Take from the listing each line that has the string "Element".

--- Start ITEMS ---

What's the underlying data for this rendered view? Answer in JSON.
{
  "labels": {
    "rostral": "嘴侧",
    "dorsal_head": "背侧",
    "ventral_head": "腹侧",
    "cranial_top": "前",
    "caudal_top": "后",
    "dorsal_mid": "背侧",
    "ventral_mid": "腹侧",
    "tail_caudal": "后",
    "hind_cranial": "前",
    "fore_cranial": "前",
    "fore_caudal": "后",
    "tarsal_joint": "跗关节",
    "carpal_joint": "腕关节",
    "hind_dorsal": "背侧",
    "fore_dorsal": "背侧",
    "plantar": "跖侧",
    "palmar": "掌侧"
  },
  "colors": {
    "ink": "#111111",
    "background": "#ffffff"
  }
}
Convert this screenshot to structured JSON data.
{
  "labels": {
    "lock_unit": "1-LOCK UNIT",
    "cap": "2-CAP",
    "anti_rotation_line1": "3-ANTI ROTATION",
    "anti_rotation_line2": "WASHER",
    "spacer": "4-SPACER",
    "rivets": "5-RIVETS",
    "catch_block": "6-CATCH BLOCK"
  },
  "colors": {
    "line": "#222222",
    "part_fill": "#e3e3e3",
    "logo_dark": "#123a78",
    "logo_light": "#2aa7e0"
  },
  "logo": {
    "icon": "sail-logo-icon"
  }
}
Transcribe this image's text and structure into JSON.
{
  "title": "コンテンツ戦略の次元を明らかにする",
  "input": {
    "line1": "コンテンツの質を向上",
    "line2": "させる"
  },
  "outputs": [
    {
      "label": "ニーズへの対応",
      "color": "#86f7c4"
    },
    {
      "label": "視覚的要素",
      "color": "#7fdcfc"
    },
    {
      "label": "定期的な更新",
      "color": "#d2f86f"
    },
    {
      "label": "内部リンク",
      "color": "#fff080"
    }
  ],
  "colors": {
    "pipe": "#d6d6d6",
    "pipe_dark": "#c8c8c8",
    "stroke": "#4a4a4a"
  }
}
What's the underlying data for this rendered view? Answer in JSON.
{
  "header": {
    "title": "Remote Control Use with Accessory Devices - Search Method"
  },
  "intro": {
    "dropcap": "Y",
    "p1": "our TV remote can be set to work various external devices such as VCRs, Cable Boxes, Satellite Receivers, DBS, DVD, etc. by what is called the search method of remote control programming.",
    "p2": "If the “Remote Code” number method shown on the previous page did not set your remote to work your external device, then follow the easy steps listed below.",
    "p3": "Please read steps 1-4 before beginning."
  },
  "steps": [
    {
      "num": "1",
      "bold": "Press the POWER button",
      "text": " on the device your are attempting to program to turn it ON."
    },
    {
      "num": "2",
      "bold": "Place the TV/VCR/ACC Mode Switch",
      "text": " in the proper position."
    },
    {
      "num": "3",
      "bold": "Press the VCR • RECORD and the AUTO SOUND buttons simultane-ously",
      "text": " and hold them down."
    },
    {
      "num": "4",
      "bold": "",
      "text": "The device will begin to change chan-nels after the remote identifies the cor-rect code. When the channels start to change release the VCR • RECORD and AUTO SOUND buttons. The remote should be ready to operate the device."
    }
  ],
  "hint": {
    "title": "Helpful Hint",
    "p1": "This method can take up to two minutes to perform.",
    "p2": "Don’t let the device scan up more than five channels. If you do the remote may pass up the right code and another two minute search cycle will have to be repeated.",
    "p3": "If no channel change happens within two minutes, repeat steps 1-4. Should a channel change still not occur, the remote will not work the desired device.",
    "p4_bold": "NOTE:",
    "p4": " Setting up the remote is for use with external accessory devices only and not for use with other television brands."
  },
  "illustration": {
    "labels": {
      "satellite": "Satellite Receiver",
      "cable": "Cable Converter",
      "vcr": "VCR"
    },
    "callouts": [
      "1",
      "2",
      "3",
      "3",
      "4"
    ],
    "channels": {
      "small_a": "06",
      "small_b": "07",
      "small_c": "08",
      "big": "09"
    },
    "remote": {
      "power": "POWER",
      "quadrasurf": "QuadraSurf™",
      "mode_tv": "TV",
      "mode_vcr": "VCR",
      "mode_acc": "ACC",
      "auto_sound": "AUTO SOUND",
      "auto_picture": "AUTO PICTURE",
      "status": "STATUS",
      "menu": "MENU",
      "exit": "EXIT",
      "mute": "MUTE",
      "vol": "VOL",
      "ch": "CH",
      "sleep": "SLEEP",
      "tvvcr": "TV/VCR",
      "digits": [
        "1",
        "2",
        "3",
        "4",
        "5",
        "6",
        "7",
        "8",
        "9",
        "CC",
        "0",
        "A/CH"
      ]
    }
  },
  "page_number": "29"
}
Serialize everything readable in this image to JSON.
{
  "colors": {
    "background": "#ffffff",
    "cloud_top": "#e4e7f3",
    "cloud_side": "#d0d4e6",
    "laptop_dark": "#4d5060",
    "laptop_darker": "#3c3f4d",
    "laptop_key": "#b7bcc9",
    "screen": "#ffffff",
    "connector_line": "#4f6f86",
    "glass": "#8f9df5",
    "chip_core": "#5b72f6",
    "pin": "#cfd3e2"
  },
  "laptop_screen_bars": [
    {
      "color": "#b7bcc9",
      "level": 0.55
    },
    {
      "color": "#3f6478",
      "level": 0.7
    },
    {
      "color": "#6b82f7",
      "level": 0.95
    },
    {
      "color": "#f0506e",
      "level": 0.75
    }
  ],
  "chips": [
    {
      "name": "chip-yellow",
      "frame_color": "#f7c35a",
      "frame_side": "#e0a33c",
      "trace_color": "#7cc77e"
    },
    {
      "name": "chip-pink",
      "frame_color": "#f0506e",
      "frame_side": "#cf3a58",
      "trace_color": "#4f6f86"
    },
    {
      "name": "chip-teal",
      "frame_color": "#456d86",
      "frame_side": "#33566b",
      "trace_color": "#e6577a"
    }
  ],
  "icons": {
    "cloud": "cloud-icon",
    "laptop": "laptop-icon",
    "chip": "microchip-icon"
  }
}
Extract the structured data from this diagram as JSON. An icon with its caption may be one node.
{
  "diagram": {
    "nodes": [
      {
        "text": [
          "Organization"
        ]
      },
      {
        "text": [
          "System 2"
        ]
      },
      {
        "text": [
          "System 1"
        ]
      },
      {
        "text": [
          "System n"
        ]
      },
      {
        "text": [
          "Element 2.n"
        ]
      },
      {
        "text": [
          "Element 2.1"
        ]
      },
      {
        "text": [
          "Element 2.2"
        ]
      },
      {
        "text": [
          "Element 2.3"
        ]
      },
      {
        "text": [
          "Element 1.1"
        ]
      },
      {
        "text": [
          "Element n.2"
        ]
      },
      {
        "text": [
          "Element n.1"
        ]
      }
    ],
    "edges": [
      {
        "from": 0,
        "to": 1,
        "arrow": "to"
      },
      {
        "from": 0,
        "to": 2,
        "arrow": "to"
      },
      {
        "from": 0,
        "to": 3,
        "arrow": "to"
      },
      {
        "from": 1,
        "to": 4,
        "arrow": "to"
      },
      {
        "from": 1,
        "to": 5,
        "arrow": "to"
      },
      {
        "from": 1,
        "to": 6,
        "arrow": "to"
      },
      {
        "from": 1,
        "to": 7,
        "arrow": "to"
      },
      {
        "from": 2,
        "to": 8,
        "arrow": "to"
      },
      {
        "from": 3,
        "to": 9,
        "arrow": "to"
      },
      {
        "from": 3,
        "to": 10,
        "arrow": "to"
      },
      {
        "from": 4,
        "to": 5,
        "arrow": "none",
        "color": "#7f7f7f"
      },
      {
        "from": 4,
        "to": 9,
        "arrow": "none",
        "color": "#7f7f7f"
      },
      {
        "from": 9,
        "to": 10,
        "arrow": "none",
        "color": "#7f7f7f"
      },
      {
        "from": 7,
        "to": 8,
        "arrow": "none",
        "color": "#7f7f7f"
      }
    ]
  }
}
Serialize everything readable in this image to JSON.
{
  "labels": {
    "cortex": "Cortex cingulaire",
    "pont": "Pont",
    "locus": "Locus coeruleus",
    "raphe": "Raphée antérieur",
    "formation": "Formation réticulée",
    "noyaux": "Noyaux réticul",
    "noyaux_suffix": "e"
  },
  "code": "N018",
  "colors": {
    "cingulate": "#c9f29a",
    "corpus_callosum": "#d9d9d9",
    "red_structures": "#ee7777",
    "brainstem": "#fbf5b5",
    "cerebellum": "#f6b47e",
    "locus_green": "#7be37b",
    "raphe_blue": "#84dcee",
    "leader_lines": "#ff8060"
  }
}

--- End ITEMS ---

#### [THE RESPONSE]
          "Element 2.n"
          "Element 2.1"
          "Element 2.2"
          "Element 2.3"
          "Element 1.1"
          "Element n.2"
          "Element n.1"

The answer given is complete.